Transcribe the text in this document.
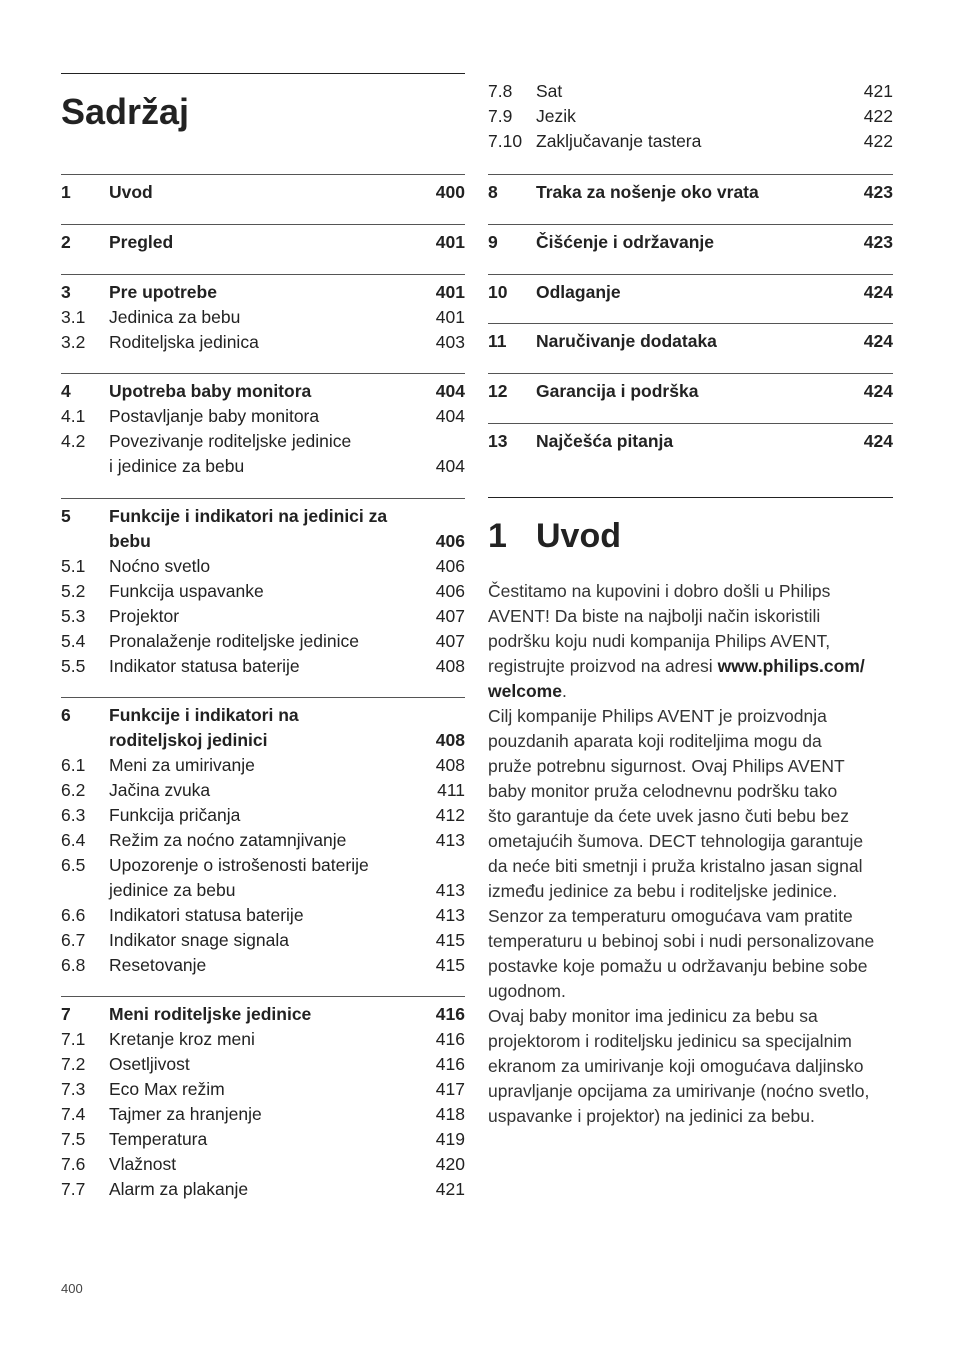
Sadržaj
1 Uvod	400
2 Pregled	401
3 Pre upotrebe	401
3.1 Jedinica za bebu	401
3.2 Roditeljska jedinica	403
4 Upotreba baby monitora	404
4.1 Postavljanje baby monitora	404
4.2 Povezivanje roditeljske jedinice
i jedinice za bebu	404
5 Funkcije i indikatori na jedinici za
bebu	406
5.1 Noćno svetlo	406
5.2 Funkcija uspavanke	406
5.3 Projektor	407
5.4 Pronalaženje roditeljske jedinice	407
5.5 Indikator statusa baterije	408
6 Funkcije i indikatori na
roditeljskoj jedinici	408
6.1 Meni za umirivanje	408
6.2 Jačina zvuka	411
6.3 Funkcija pričanja	412
6.4 Režim za noćno zatamnjivanje	413
6.5 Upozorenje o istrošenosti baterije
jedinice za bebu	413
6.6 Indikatori statusa baterije	413
6.7 Indikator snage signala	415
6.8 Resetovanje	415
7 Meni roditeljske jedinice	416
7.1 Kretanje kroz meni	416
7.2 Osetljivost	416
7.3 Eco Max režim	417
7.4 Tajmer za hranjenje	418
7.5 Temperatura	419
7.6 Vlažnost	420
7.7 Alarm za plakanje	421
7.8 Sat	421
7.9 Jezik	422
7.10 Zaključavanje tastera	422
8 Traka za nošenje oko vrata	423
9 Čišćenje i održavanje	423
10 Odlaganje	424
11 Naručivanje dodataka	424
12 Garancija i podrška	424
13 Najčešća pitanja	424
1 Uvod
Čestitamo na kupovini i dobro došli u Philips
AVENT! Da biste na najbolji način iskoristili
podršku koju nudi kompanija Philips AVENT,
registrujte proizvod na adresi www.philips.com/
welcome.
Cilj kompanije Philips AVENT je proizvodnja
pouzdanih aparata koji roditeljima mogu da
pruže potrebnu sigurnost. Ovaj Philips AVENT
baby monitor pruža celodnevnu podršku tako
što garantuje da ćete uvek jasno čuti bebu bez
ometajućih šumova. DECT tehnologija garantuje
da neće biti smetnji i pruža kristalno jasan signal
između jedinice za bebu i roditeljske jedinice.
Senzor za temperaturu omogućava vam pratite
temperaturu u bebinoj sobi i nudi personalizovane
postavke koje pomažu u održavanju bebine sobe
ugodnom.
Ovaj baby monitor ima jedinicu za bebu sa
projektorom i roditeljsku jedinicu sa specijalnim
ekranom za umirivanje koji omogućava daljinsko
upravljanje opcijama za umirivanje (noćno svetlo,
uspavanke i projektor) na jedinici za bebu.
400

### Stated problem
Restate the whole of the material word for word without the pictures.

### Problem solution
Transcribe the text in this document.
Sadržaj
1 Uvod	400
2 Pregled	401
3 Pre upotrebe	401
3.1 Jedinica za bebu	401
3.2 Roditeljska jedinica	403
4 Upotreba baby monitora	404
4.1 Postavljanje baby monitora	404
4.2 Povezivanje roditeljske jedinice
i jedinice za bebu	404
5 Funkcije i indikatori na jedinici za
bebu	406
5.1 Noćno svetlo	406
5.2 Funkcija uspavanke	406
5.3 Projektor	407
5.4 Pronalaženje roditeljske jedinice	407
5.5 Indikator statusa baterije	408
6 Funkcije i indikatori na
roditeljskoj jedinici	408
6.1 Meni za umirivanje	408
6.2 Jačina zvuka	411
6.3 Funkcija pričanja	412
6.4 Režim za noćno zatamnjivanje	413
6.5 Upozorenje o istrošenosti baterije
jedinice za bebu	413
6.6 Indikatori statusa baterije	413
6.7 Indikator snage signala	415
6.8 Resetovanje	415
7 Meni roditeljske jedinice	416
7.1 Kretanje kroz meni	416
7.2 Osetljivost	416
7.3 Eco Max režim	417
7.4 Tajmer za hranjenje	418
7.5 Temperatura	419
7.6 Vlažnost	420
7.7 Alarm za plakanje	421
7.8 Sat	421
7.9 Jezik	422
7.10 Zaključavanje tastera	422
8 Traka za nošenje oko vrata	423
9 Čišćenje i održavanje	423
10 Odlaganje	424
11 Naručivanje dodataka	424
12 Garancija i podrška	424
13 Najčešća pitanja	424
1 Uvod
Čestitamo na kupovini i dobro došli u Philips
AVENT! Da biste na najbolji način iskoristili
podršku koju nudi kompanija Philips AVENT,
registrujte proizvod na adresi www.philips.com/
welcome.
Cilj kompanije Philips AVENT je proizvodnja
pouzdanih aparata koji roditeljima mogu da
pruže potrebnu sigurnost. Ovaj Philips AVENT
baby monitor pruža celodnevnu podršku tako
što garantuje da ćete uvek jasno čuti bebu bez
ometajućih šumova. DECT tehnologija garantuje
da neće biti smetnji i pruža kristalno jasan signal
između jedinice za bebu i roditeljske jedinice.
Senzor za temperaturu omogućava vam pratite
temperaturu u bebinoj sobi i nudi personalizovane
postavke koje pomažu u održavanju bebine sobe
ugodnom.
Ovaj baby monitor ima jedinicu za bebu sa
projektorom i roditeljsku jedinicu sa specijalnim
ekranom za umirivanje koji omogućava daljinsko
upravljanje opcijama za umirivanje (noćno svetlo,
uspavanke i projektor) na jedinici za bebu.
400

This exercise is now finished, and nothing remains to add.